Passage for review:

--*--

Introduction

Vancomycin is an effective glycopeptide antibiotic for gram-positive infections and is widely used to treat patients with methicillin-resistant Staphylococcus aureus (MRSA), Staphylococcus epidermidis or Enterococcus faecalis1, 2. Vancomycin has moderate side-effects, such as fever, phlebitis and nephrotoxicity3. The serum trough concentration is a useful index that is correlated with the efficacy and safety of vancomycin. Because vancomycin is mainly eliminated via glomerular filtration, this therapeutic indictor can be predominantly affected by renal function4, 5. It has been reported that 80%–90% of the vancomycin can be recovered from the urine of adults 24 h after administration6. In infants and patients with renal dysfunction, the serum trough level of vancomycin may be elevated and elimination decreased7, 8, 9. The elimination half-life (t1/2) of vancomycin is approximately 4 to 6 h in subjects with normal renal function, but this value is 7.5 days in the patients with renal insufficiency10, 11.

The creatinine clearance (CLCr) and glomerular filtration rate (GFR) estimated from the Cockcroft–Gault (CG) equation are commonly used to evaluate renal function in clinical practice12. In recent years, new GFR estimation methods (eg, the Modification of Diet in Renal Disease (MDRD) equation13 and the Chronic Kidney Disease Epidemiology Collaboration (CKD-EPI) equation14) have been proposed. The additions of age, gender, and blood test values and a correction for race to these two equations have been demonstrated to provide more accurate estimations of the GFR than the CG equation in most patient populations14, 15, 16, 17. Although the modified equations outperform the original equation, the applicability of these equations for describing vancomycin pharmacokinetics requires further investigation.

--*--

The data:
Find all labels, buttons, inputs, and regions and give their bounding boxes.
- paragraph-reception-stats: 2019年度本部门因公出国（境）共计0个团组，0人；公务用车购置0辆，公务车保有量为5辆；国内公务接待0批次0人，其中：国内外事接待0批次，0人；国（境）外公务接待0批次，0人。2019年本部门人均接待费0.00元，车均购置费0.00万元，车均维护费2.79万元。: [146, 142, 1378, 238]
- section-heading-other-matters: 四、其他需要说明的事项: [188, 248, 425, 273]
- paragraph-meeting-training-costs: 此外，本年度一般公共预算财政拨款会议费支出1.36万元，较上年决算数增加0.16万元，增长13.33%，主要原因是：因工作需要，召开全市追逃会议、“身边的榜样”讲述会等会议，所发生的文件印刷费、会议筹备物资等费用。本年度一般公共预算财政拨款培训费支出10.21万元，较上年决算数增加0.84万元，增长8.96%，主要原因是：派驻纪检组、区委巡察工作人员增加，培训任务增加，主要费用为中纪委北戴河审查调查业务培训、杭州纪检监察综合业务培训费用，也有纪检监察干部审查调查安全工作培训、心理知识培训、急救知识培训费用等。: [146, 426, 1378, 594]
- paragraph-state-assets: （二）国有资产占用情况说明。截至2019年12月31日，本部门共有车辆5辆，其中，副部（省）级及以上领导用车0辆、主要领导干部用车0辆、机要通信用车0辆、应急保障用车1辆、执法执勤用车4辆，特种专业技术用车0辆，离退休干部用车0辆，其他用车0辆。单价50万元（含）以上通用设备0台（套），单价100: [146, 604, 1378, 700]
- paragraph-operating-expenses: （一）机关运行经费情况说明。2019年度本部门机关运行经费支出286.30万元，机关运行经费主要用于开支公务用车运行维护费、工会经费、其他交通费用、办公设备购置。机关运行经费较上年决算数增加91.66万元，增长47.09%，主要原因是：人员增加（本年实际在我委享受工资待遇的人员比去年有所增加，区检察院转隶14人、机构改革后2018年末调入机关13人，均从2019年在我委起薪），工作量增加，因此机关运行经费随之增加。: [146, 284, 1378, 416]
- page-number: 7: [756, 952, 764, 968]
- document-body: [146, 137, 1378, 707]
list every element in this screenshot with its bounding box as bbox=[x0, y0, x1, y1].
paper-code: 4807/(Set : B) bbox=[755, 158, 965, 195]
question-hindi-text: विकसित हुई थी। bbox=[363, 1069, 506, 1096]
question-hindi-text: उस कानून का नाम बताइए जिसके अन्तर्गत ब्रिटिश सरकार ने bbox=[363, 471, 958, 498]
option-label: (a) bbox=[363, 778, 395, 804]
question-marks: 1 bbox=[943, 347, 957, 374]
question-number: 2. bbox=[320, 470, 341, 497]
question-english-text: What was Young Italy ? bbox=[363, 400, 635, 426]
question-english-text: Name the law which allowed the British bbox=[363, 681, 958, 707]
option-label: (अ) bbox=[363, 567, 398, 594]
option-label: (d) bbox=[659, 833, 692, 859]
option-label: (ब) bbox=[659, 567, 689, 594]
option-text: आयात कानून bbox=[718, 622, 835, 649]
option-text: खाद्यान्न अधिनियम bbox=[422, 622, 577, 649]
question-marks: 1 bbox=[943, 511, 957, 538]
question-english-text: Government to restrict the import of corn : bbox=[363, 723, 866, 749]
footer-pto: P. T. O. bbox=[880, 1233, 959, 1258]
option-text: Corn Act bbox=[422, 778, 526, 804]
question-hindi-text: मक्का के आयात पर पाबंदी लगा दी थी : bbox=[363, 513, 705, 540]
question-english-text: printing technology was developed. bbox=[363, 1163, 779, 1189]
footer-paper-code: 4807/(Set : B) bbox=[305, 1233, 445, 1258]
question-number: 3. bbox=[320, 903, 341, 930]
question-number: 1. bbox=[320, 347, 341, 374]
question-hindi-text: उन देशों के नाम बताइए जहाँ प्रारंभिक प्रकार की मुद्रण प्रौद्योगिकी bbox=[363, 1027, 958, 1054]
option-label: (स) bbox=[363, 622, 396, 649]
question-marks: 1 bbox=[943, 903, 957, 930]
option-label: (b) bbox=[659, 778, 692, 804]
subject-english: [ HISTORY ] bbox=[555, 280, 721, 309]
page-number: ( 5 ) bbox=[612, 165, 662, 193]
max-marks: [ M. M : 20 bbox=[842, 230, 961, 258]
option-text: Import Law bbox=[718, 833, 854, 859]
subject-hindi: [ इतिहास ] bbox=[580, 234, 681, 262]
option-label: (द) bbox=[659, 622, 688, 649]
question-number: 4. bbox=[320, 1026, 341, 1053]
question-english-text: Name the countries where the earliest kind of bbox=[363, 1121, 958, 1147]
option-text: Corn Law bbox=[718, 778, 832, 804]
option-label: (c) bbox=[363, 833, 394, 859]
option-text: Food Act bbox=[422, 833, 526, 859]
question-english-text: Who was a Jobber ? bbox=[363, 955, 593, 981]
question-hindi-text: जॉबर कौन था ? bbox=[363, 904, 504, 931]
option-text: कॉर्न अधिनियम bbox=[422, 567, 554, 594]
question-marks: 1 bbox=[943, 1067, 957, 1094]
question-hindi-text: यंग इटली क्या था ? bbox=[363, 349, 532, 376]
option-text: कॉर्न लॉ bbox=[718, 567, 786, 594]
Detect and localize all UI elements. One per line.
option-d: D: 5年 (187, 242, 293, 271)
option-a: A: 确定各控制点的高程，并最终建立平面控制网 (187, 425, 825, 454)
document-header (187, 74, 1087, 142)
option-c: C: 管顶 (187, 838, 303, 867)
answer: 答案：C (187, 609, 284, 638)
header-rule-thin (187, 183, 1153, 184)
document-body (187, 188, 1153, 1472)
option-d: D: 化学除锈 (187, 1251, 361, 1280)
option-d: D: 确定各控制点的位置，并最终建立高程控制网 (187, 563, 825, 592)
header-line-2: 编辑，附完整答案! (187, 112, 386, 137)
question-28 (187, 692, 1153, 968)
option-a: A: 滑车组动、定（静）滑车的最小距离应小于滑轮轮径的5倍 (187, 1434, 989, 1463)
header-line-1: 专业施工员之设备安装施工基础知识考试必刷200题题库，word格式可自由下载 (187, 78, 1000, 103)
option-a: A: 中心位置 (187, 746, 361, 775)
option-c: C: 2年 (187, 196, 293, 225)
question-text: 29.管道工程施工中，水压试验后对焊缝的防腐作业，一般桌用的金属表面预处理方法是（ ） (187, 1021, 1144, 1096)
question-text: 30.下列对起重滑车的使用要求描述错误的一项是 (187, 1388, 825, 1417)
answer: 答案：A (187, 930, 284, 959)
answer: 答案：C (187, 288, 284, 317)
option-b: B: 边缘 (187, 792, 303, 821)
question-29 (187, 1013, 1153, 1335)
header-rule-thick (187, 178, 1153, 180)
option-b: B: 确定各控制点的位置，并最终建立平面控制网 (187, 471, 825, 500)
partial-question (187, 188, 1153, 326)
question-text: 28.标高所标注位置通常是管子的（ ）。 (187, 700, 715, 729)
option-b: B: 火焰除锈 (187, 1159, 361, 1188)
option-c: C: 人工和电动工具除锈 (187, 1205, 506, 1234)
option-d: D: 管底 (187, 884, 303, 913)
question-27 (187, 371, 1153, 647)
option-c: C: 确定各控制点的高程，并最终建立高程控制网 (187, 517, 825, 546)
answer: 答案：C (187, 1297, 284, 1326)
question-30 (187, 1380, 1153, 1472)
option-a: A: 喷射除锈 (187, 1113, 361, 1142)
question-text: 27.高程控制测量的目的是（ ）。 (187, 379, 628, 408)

--*--

What the exercise asks:
Continue the introduction on vancomycin and renal function, starting right after its last sentence.

Task output:
The Bayesian method is regarded as the most efficient approach for vancomycin clinical effectiveness and side-effect monitoring as well as dose adjustment18, 19. This method can be combined with population pharmacokinetics (Pop-PK) to predict the drug concentration profile of an individual20, 21 and has the potential to support individual vancomycin dosage decisions in adults21, 22. Clinically, the target concentration intervention (TCI) has been widely applied and can help maximize clinical benefits23, 24. For TCI, a proper Pop-PK model is required25, 26 and is valuable in highly variable populations that are receiving a drug with a narrow therapeutic window, eg, vancomycin27. TCI focuses on the estimation of the initial dose to achieve the target concentration by calculating the pharmacokinetic (PK) and pharmacodynamic (PD) parameters according to the relevant covariates, such as dosage, treatment duration, and clinical effects during treatment28.

The objectives of this study were to develop an appropriate Pop-PK model of vancomycin for Chinese adult patients and to compare the influence of various renal function descriptors on the predictability of vancomycin Pop-PK models. This study may benefit individualized vancomycin therapy in Chinese adult patients in the clinic.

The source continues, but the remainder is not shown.